(Stored dataset items)
------------------------------------------------------------------------

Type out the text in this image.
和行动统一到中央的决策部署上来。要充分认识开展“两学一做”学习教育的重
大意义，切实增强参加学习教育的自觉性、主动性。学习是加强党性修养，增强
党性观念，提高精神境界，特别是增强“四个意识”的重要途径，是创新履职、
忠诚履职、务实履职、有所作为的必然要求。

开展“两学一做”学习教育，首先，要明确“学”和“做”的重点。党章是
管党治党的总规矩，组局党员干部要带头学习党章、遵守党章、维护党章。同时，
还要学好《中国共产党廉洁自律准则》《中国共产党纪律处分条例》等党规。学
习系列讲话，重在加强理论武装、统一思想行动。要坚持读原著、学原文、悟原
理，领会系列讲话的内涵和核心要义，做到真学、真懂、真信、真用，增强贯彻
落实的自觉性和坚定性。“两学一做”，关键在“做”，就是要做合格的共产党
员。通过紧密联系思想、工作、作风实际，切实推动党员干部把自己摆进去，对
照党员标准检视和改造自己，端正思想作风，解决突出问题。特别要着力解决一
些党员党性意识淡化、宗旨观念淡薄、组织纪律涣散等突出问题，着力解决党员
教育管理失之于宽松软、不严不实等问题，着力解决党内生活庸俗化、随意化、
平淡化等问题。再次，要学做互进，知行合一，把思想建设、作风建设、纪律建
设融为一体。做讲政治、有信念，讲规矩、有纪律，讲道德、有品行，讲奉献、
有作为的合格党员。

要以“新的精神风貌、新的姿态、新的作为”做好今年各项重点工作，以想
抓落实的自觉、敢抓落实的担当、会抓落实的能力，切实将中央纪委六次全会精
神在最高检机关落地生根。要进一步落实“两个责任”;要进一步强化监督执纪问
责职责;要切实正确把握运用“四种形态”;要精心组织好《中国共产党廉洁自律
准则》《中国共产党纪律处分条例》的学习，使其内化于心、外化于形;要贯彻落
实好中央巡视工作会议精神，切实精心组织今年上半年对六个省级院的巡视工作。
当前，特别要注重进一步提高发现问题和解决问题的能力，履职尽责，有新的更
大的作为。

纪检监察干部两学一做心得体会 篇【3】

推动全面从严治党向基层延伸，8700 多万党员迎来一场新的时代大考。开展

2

------------------------------------------------------------------------

- **Instructions for the task**
Give the complete listing a second time, exactly as it reads.

- **Final answer**
Type out the text in this image.
和行动统一到中央的决策部署上来。要充分认识开展“两学一做”学习教育的重
大意义，切实增强参加学习教育的自觉性、主动性。学习是加强党性修养，增强
党性观念，提高精神境界，特别是增强“四个意识”的重要途径，是创新履职、
忠诚履职、务实履职、有所作为的必然要求。

开展“两学一做”学习教育，首先，要明确“学”和“做”的重点。党章是
管党治党的总规矩，组局党员干部要带头学习党章、遵守党章、维护党章。同时，
还要学好《中国共产党廉洁自律准则》《中国共产党纪律处分条例》等党规。学
习系列讲话，重在加强理论武装、统一思想行动。要坚持读原著、学原文、悟原
理，领会系列讲话的内涵和核心要义，做到真学、真懂、真信、真用，增强贯彻
落实的自觉性和坚定性。“两学一做”，关键在“做”，就是要做合格的共产党
员。通过紧密联系思想、工作、作风实际，切实推动党员干部把自己摆进去，对
照党员标准检视和改造自己，端正思想作风，解决突出问题。特别要着力解决一
些党员党性意识淡化、宗旨观念淡薄、组织纪律涣散等突出问题，着力解决党员
教育管理失之于宽松软、不严不实等问题，着力解决党内生活庸俗化、随意化、
平淡化等问题。再次，要学做互进，知行合一，把思想建设、作风建设、纪律建
设融为一体。做讲政治、有信念，讲规矩、有纪律，讲道德、有品行，讲奉献、
有作为的合格党员。

要以“新的精神风貌、新的姿态、新的作为”做好今年各项重点工作，以想
抓落实的自觉、敢抓落实的担当、会抓落实的能力，切实将中央纪委六次全会精
神在最高检机关落地生根。要进一步落实“两个责任”;要进一步强化监督执纪问
责职责;要切实正确把握运用“四种形态”;要精心组织好《中国共产党廉洁自律
准则》《中国共产党纪律处分条例》的学习，使其内化于心、外化于形;要贯彻落
实好中央巡视工作会议精神，切实精心组织今年上半年对六个省级院的巡视工作。
当前，特别要注重进一步提高发现问题和解决问题的能力，履职尽责，有新的更
大的作为。

纪检监察干部两学一做心得体会 篇【3】

推动全面从严治党向基层延伸，8700 多万党员迎来一场新的时代大考。开展

2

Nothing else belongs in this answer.